* [SHORT TASK]:
Report how many lines of the entries below contain the word "name", and nothing more.

* [THE DATA]:
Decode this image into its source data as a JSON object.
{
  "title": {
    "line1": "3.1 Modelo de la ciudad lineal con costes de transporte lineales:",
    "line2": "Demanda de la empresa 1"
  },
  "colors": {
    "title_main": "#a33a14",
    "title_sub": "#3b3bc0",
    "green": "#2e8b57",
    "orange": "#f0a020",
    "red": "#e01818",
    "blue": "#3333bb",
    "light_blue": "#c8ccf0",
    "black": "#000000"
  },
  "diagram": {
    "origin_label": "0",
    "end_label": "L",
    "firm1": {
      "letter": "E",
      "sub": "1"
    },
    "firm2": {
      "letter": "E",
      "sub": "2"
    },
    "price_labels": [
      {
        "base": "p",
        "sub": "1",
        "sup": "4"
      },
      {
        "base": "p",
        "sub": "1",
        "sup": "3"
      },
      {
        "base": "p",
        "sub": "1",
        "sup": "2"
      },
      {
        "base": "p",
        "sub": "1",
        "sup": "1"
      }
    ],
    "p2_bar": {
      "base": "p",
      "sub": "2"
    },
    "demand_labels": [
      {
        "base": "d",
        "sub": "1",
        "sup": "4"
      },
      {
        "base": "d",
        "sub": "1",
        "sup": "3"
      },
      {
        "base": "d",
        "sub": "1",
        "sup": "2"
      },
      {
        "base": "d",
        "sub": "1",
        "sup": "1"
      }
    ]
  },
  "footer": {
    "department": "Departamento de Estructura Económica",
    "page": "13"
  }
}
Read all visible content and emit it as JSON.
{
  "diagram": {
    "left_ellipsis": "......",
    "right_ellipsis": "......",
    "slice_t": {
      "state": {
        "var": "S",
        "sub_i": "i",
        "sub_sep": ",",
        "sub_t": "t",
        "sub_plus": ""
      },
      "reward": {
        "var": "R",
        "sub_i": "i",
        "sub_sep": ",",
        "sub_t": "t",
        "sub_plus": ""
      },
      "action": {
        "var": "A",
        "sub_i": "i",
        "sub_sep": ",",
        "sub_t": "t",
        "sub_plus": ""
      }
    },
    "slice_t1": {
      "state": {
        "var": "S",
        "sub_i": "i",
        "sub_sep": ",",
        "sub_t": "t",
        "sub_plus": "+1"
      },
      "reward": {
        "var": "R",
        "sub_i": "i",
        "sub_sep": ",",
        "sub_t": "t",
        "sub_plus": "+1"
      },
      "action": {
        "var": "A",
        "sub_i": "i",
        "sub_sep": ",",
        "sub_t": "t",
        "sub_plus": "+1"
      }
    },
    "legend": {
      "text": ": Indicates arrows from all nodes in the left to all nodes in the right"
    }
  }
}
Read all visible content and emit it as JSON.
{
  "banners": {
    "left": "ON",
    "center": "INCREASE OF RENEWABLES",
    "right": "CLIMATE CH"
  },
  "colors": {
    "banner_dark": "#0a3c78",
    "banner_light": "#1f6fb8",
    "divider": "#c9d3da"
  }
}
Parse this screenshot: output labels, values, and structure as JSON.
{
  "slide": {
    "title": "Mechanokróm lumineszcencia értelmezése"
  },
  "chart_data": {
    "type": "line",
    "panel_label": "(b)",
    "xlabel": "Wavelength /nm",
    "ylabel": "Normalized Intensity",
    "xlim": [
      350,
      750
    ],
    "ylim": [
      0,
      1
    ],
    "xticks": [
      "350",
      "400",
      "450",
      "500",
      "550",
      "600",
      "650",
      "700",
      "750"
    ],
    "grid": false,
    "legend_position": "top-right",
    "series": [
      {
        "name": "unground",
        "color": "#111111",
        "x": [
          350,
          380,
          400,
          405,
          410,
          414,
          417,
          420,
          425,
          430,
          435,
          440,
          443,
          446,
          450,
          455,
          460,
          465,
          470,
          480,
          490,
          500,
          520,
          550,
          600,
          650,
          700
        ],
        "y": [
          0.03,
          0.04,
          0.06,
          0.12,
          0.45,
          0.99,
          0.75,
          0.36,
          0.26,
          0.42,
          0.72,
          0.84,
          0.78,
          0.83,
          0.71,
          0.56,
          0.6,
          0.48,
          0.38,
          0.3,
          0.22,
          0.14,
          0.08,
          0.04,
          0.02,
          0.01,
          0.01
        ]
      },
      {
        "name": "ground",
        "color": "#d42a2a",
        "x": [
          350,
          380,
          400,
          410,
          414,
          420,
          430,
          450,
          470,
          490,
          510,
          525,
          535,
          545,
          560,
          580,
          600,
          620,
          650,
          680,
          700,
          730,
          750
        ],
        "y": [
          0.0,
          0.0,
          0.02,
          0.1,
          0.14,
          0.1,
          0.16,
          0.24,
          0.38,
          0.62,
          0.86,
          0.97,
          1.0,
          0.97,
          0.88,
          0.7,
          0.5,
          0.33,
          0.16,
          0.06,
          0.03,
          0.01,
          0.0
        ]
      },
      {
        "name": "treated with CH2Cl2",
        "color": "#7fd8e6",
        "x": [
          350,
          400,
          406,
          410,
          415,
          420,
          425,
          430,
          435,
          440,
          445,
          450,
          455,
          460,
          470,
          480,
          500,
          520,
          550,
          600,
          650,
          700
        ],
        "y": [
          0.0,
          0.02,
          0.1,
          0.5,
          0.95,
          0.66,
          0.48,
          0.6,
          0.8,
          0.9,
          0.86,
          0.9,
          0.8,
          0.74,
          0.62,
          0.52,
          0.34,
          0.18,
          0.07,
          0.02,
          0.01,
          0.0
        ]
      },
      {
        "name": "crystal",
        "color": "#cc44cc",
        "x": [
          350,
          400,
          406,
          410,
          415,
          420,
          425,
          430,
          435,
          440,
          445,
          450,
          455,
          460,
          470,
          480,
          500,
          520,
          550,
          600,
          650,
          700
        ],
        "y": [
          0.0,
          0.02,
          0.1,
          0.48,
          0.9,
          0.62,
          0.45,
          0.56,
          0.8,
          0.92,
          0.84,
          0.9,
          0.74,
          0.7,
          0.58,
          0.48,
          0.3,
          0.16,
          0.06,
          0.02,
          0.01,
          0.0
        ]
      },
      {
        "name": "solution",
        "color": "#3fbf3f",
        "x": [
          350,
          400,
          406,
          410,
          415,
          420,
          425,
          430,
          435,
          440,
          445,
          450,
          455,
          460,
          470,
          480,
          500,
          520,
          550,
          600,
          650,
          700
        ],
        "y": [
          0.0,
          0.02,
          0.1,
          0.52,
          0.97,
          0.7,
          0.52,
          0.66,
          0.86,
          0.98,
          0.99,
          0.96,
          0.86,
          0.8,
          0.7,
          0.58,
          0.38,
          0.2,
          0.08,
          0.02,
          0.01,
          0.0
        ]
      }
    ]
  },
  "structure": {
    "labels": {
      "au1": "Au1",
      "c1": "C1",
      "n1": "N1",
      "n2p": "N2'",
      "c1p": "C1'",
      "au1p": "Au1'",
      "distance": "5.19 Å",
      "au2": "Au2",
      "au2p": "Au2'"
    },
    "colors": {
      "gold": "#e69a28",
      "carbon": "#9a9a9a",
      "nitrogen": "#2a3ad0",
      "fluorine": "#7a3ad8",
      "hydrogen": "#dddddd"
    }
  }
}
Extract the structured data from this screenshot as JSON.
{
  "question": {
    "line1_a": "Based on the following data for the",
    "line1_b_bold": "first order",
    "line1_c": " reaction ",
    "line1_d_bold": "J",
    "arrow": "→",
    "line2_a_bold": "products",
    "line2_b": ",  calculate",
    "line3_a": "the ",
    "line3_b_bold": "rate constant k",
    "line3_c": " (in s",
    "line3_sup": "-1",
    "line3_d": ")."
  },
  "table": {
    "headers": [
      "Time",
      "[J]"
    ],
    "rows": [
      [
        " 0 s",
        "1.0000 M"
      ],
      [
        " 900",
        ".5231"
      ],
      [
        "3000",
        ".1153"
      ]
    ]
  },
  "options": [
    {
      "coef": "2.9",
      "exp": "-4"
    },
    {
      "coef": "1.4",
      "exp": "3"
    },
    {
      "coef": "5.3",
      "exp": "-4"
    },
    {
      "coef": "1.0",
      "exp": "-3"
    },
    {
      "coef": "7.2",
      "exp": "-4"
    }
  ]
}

* [WRITTEN ANSWER]:
5